=== TEXTO PROPORCIONADO ===
Desde el punto de vista de las libertades públicas el régimen dio acabadas pruebas de intolerancia y autoritarismo. Consolidó su poder y dominó divergencias valiéndose de dos vías convergentes: por un lado, los mecanismos burocráticos y crudamente policiales y por el otro mediante la sanción de leyes represivas. En cuanto a lo primero, se hizo amplia aplicación del régimen de contravenciones y edictos policiales regulatorios de reuniones públicas y otras actividades. Bajo pretexto de “desórdenes” o “escándalo” se practicaban arrestos bajo la sola autoridad de jefes policiales, aplicando los viejos “edictos”. La policía y demás fuerzas de seguridad contaron con un “fuero” propio, a partir de la sanción de un Código de Justicia Policial, impuesto por ley promulgada el 30 de septiembre de 1952. Se recurrió también a la aplicación de la añeja ley de residencia (nº 4144), que autorizaba al Poder Ejecutivo a proceder discrecionalmente a la expulsión de extranjeros considerados indeseables. Se establecieron dependencias oficiales al servicio de esas políticas, como Control de Estado y, en la órbita policial, Sección Especial, Orden Político, Orden Gremial. Se clausuraron medios de prensa, se monopolizó la radiodifusión. Este régimen, en su conjunto, reflejó en severas restricciones al ejercicio de los derechos de reunión y protesta públicas, detenciones arbitrarias, expulsiones y amplia gama de abusos de autoridad.
En lo que atañe al recurso a instrumentos legales, contando con la benevolencia judicial frente a las objeciones en términos de constitucionalidad, se sancionaron varias leyes penales, adecuadas para su aplicación persecutoria. Dos ejemplos, ambos del año 1949: la ley 13.569, que reformó el Código Penal, modificando la tipificación y aumentando las penas del delito de desacato, con grave detrimento de la expresión pública de ideas disidentes; y la nº 13.985 que, recogiendo la experiencia de decretos-ley dictados en tiempos del gobierno de facto, tipificaba un catálogo de delitos “contra la seguridad de la Nación”, tales como traición, espionaje, sabotaje, entre otros, incriminando, sorprendentemente, incluso formas culposas de comisión. Hasta la huelga de trabajadores podía ser alcanzada por sus disposiciones.
===
■ CONSIGNAS
(a) Responde estas preguntas según el texto sobre las libertades públicas bajo el régimen:
(i) ¿En qué fecha se promulgó la ley que impuso el Código de Justicia Policial?
(ii) ¿Qué número tiene la ley de residencia?
(iii) ¿Qué delito tipificó de otro modo y castigó con penas mayores la ley 13.569?
(b) Enumera todas las dependencias oficiales que, según el texto sobre las libertades públicas bajo el régimen, se establecieron al servicio de esas políticas.
(c) Retoma el texto sobre las libertades públicas bajo el régimen y continúalo a partir de su última oración.
=== FILAS GUARDADAS ===
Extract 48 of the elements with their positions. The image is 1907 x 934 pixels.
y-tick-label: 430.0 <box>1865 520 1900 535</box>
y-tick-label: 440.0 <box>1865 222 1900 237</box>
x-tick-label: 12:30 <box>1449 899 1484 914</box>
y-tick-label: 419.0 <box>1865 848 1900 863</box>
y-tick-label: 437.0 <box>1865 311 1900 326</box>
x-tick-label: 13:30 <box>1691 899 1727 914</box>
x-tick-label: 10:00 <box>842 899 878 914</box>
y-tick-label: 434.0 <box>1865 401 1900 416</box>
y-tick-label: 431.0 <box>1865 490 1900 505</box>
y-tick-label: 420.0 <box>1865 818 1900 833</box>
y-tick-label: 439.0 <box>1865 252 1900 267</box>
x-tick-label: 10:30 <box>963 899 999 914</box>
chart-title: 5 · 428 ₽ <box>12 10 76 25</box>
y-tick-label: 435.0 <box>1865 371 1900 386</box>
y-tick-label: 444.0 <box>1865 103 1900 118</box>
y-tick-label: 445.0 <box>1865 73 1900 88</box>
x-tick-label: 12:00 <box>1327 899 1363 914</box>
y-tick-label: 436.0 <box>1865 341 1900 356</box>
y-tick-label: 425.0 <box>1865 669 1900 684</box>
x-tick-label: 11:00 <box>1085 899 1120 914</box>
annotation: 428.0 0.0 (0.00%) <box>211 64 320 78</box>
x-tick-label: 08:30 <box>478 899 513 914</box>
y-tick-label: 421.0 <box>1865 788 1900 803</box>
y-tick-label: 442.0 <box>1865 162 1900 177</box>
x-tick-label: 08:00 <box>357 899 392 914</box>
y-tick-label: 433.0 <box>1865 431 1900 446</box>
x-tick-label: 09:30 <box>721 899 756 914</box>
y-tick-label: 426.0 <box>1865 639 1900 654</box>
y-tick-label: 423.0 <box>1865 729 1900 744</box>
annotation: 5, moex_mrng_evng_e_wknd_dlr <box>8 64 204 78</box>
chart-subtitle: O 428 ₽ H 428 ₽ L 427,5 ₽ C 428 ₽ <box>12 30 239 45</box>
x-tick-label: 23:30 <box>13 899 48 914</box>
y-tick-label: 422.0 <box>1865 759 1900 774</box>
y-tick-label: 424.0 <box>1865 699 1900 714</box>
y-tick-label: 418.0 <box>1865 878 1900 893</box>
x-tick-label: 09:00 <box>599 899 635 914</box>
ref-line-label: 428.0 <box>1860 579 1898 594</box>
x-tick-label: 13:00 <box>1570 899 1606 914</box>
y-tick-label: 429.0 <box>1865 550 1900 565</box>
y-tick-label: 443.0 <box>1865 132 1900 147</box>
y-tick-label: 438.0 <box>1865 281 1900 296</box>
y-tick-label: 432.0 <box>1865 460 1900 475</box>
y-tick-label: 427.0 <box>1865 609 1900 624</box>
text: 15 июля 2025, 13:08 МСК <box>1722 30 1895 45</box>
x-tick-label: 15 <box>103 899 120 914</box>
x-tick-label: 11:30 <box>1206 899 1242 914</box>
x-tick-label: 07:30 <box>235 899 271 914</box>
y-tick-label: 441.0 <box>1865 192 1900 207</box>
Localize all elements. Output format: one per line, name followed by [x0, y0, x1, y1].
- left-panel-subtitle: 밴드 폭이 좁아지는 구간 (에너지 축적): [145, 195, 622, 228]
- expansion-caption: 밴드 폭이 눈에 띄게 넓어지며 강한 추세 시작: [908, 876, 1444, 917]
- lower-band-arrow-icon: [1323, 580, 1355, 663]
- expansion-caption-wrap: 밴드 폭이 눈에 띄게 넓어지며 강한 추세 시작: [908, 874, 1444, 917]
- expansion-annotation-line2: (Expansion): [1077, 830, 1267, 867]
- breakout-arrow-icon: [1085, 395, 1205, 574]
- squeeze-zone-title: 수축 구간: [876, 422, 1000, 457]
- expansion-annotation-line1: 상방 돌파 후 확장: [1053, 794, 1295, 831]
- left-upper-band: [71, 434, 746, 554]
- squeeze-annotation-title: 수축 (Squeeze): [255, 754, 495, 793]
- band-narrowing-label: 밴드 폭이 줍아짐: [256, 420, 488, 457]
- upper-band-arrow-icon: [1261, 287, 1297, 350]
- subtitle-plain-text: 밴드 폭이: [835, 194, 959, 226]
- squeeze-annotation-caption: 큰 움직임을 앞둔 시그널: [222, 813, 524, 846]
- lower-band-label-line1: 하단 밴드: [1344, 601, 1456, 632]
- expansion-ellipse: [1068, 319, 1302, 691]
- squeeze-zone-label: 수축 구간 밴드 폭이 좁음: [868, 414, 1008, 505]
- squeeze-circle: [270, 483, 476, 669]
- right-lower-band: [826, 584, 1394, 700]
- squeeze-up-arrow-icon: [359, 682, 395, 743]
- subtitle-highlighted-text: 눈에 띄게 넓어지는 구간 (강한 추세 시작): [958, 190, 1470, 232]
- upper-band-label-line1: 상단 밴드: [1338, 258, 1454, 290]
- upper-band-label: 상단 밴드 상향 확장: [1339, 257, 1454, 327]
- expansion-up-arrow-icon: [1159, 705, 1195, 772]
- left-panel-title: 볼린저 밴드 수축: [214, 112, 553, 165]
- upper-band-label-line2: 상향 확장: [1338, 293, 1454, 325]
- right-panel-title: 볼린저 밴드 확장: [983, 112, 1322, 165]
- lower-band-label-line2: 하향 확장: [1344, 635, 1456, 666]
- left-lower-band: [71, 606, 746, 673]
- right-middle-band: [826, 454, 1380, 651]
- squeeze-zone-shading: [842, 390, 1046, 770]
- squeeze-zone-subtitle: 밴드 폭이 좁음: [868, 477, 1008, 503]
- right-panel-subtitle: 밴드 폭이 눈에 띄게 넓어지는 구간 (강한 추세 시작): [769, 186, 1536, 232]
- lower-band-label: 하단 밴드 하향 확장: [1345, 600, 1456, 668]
===
■ RESPUESTAS
(a)
(i) El 30 de septiembre de 1952.
(ii) El número 4144.
(iii) El delito de desacato.

(b) Control de Estado, Sección Especial, Orden Político y Orden Gremial.

(c)
No le bastó al gobierno el régimen del estado de sitio, reglado por la Constitución, que confería al titular del Poder Ejecutivo la facultad de arrestar y trasladar personas, por tiempo determinado. Últimamente lo había decretado Ramón Castillo en 1942 y levantado en agosto de 1945, siendo presidente de facto Farell. Tampoco se conformaba con la suspensión de las garantías constitucionales tal como establecida en el art. 34 de la Constitución sancionada a su propio impulso en 1949. Un alzamiento militar, que tuvo lugar el 28 de septiembre de 1951 y fue fácilmente sofocado, le dio la oportunidad para implantar un orden más adecuado a los requerimientos autoritarios: el “estado de guerra interno”. Se lo impuso por decreto, rápidamente convertido en ley (nº 14.062) por un Congreso siempre dispuesto a secundar las decisiones presidenciales. Fue oportunamente declarado constitucional por la Corte Suprema, en base al argumento de que la existencia de un estado de guerra constituye una cuestión de competencia exclusiva del poder político, no justiciable. Las fuerzas armadas y de seguridad se desplegaron al servicio de la represión en términos de otro invento peronista: el denominado plan Conintes. Todas las sucesivas campañas electorales, a partir del tramo decisivo de la que condujo a la reelección presidencial para el período 1952-1958, se desarrollaron bajo la vigencia de ese estado de excepción, que se levantaba únicamente durante el día del comicio.
La legislación que suponía un país sumergido en la guerra siguió en vigor hasta la destitución de Perón. Era invocada, en conjunción con los demás instrumentos legales propios de las características del régimen imperante, en sustento de arrestos, restricciones al derecho de reunión, clausura de periódicos y otros atropellos. Todo este orden de cosas, que hacía poco o ningún caso de las garantías constitucionales, difundió la caracterización de “a disposición del Poder Ejecutivo” para cubrir frecuentes y a veces prolongados encarcelamientos. El recurso de habeas corpus fue ignorado por los tribunales.
Las Cámaras del Congreso cumplieron con su función de dictar leyes. En lo referente al ordenamiento educativo, la ley 12.978 ratificó el decreto del gobierno militar nº 18.411 del año 1943 (impulsado por el ministro, notorio fascista y antisemita Gustavo Martínez Zuviría), que había impuesto la enseñanza religiosa en las escuelas, dejando sin efecto el ordenamiento de la ley 1420. La nueva ley fue objeto de intenso debate, en el cual la posición que resultó mayoritaria tuvo como principal expositor al diputado Díaz de Vivar. Cabe mencionar, incidentalmente y como prueba de pedestre oportunismo legislativo, que tan solo ocho años más tarde, en 1954 y por medio de la ley 14.401, dictada en pleno conflicto con la Iglesia, lo que en esa materia había sido escrito con la mano fue borrado con el codo.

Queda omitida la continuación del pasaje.